### REQUIREMENTS
Whenever a line below holds the word "index", copy that line.

══ EXERCISE DATA

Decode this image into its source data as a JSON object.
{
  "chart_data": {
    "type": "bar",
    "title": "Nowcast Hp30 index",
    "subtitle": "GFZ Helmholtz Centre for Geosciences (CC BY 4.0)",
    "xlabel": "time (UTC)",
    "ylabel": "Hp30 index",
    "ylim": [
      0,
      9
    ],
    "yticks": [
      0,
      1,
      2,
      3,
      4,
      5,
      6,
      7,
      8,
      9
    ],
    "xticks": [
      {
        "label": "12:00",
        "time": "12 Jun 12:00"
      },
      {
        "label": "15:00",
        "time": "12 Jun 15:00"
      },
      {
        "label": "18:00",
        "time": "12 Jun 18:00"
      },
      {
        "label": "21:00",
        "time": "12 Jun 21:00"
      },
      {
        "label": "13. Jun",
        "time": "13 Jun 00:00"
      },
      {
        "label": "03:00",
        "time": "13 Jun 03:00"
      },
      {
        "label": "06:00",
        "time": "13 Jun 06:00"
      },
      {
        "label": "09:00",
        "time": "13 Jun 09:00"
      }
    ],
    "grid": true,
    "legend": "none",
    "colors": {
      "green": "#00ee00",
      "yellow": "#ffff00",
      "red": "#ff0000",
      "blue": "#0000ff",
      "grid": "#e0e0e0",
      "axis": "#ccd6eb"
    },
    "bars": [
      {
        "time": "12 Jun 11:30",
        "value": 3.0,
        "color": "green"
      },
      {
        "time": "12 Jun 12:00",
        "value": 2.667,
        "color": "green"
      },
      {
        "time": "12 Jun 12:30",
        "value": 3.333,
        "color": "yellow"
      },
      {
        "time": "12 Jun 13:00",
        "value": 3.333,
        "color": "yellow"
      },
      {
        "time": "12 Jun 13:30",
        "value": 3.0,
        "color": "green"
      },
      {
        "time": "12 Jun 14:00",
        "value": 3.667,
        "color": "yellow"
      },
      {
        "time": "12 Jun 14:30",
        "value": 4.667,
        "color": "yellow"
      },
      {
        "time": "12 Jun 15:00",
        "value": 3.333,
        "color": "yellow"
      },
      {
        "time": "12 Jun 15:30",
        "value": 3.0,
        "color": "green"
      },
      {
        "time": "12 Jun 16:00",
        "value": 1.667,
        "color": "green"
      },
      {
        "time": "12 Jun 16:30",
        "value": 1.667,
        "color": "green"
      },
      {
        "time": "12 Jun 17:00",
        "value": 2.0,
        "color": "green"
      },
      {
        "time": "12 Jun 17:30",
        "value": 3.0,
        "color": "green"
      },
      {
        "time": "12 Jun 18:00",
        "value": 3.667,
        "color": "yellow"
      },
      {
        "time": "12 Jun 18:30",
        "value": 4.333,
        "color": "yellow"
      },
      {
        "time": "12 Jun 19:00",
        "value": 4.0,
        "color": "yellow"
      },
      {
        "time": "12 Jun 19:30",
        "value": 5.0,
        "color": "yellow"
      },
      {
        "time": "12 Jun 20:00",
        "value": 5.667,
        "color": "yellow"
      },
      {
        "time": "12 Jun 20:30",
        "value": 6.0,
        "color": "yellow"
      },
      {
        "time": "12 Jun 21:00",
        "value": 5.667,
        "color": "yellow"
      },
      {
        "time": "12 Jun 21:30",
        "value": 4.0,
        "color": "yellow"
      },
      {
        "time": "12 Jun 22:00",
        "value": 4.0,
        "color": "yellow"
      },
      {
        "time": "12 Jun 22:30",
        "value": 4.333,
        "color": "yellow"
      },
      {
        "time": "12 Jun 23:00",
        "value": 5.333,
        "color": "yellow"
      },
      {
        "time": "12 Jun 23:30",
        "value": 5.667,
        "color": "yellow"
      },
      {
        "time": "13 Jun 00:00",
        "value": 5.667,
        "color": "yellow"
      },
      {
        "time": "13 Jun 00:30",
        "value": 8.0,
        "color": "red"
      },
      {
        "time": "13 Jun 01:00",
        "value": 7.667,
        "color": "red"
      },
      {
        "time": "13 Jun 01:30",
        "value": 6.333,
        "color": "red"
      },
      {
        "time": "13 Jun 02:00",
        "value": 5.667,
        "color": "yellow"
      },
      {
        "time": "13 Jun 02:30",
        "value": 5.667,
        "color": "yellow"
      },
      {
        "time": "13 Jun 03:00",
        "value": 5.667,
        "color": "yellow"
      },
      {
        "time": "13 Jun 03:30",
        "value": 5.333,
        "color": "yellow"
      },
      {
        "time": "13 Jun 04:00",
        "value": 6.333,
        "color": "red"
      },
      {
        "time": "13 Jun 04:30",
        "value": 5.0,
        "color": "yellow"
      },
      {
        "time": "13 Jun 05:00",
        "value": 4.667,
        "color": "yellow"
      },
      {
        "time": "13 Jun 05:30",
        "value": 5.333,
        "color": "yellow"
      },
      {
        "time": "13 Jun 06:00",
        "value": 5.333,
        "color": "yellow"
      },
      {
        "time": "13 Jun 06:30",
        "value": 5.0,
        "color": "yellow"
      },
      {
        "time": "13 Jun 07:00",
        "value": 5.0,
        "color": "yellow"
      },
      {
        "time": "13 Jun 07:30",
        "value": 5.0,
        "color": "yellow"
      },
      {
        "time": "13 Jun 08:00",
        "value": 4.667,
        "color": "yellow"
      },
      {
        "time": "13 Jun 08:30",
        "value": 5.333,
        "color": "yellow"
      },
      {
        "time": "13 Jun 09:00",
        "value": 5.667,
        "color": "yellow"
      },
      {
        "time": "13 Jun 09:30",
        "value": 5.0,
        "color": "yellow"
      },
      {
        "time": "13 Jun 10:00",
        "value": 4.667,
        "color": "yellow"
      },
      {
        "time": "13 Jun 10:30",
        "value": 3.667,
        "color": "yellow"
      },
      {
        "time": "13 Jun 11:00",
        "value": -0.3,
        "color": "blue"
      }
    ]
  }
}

════

### RESPONSE TO THIS TASK
    "title": "Nowcast Hp30 index",
    "ylabel": "Hp30 index",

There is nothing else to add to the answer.